_What the task asks_
Write out every line below that includes the word "故本题选择".

[Collected data entries]
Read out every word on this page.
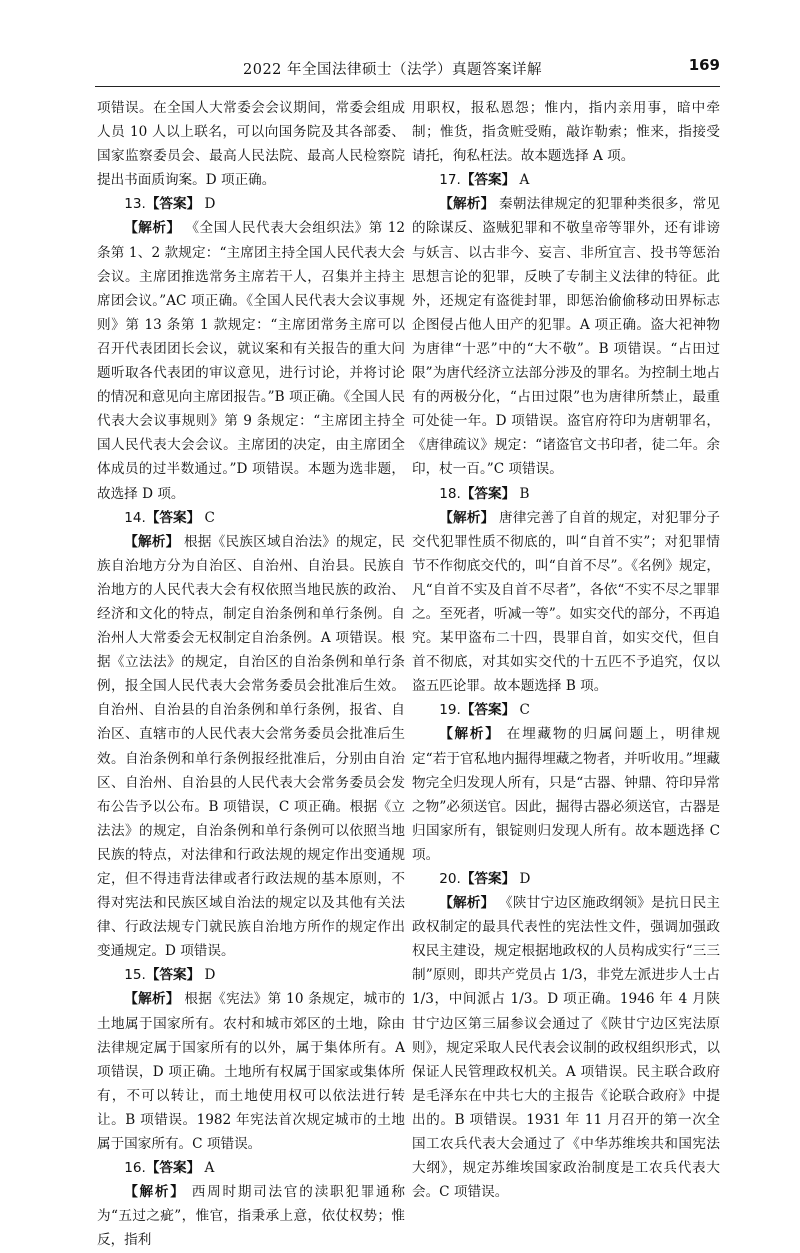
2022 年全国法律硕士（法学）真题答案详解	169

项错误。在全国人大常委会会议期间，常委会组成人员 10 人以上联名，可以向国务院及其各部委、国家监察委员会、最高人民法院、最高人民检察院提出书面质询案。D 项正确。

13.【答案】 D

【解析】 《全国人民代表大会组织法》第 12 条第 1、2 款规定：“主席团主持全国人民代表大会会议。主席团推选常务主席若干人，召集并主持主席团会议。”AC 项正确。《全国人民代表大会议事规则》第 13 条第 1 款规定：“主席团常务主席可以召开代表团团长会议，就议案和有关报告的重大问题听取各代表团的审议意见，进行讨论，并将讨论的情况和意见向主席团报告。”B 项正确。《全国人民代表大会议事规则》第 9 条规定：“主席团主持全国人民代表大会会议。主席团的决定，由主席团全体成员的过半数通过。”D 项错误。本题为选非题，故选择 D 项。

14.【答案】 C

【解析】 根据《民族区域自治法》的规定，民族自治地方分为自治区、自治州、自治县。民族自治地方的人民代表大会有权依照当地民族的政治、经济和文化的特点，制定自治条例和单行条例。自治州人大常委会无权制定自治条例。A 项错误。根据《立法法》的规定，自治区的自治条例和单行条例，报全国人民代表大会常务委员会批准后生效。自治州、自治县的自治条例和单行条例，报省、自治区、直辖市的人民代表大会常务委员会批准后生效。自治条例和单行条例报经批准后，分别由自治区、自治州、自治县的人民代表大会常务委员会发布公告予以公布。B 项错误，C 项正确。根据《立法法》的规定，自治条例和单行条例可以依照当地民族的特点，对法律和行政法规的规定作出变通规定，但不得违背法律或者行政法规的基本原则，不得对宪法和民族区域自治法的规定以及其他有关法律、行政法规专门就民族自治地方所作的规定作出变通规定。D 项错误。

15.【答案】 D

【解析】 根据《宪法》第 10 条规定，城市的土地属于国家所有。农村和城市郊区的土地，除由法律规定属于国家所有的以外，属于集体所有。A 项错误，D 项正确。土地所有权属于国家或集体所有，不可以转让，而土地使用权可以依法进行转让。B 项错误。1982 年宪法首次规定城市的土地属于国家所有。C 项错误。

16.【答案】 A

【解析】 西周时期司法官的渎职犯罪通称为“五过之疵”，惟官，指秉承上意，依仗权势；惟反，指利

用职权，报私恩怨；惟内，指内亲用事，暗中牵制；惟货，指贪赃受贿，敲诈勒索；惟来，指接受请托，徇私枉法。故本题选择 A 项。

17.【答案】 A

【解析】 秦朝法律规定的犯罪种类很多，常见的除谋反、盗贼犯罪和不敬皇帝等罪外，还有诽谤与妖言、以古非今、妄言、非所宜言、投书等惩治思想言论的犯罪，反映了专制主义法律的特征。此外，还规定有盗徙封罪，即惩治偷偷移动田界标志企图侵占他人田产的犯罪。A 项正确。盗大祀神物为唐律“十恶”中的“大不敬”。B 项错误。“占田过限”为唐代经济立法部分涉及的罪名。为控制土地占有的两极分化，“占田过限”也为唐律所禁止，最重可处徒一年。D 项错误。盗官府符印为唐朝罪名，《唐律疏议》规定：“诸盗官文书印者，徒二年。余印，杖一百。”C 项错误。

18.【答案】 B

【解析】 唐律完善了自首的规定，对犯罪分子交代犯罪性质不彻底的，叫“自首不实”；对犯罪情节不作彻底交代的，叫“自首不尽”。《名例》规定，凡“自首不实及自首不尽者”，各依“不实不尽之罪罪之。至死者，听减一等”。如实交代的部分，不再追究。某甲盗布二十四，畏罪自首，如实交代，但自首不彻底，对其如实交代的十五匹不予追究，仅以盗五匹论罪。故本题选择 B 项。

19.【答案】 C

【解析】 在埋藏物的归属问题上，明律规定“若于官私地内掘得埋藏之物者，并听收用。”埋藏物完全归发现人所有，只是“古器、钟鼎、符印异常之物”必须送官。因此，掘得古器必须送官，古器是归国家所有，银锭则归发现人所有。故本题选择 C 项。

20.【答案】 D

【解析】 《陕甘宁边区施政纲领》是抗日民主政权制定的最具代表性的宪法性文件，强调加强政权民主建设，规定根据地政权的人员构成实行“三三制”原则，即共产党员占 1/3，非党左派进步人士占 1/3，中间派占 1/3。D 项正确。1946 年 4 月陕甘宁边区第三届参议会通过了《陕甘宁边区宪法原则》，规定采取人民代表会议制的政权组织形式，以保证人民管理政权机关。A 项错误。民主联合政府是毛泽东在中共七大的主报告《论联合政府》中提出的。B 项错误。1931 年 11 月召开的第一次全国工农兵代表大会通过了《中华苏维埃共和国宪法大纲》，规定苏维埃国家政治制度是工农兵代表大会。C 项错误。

_Complete output_
用职权，报私恩怨；惟内，指内亲用事，暗中牵制；惟货，指贪赃受贿，敲诈勒索；惟来，指接受请托，徇私枉法。故本题选择 A 项。
【解析】 唐律完善了自首的规定，对犯罪分子交代犯罪性质不彻底的，叫“自首不实”；对犯罪情节不作彻底交代的，叫“自首不尽”。《名例》规定，凡“自首不实及自首不尽者”，各依“不实不尽之罪罪之。至死者，听减一等”。如实交代的部分，不再追究。某甲盗布二十四，畏罪自首，如实交代，但自首不彻底，对其如实交代的十五匹不予追究，仅以盗五匹论罪。故本题选择 B 项。
【解析】 在埋藏物的归属问题上，明律规定“若于官私地内掘得埋藏之物者，并听收用。”埋藏物完全归发现人所有，只是“古器、钟鼎、符印异常之物”必须送官。因此，掘得古器必须送官，古器是归国家所有，银锭则归发现人所有。故本题选择 C 项。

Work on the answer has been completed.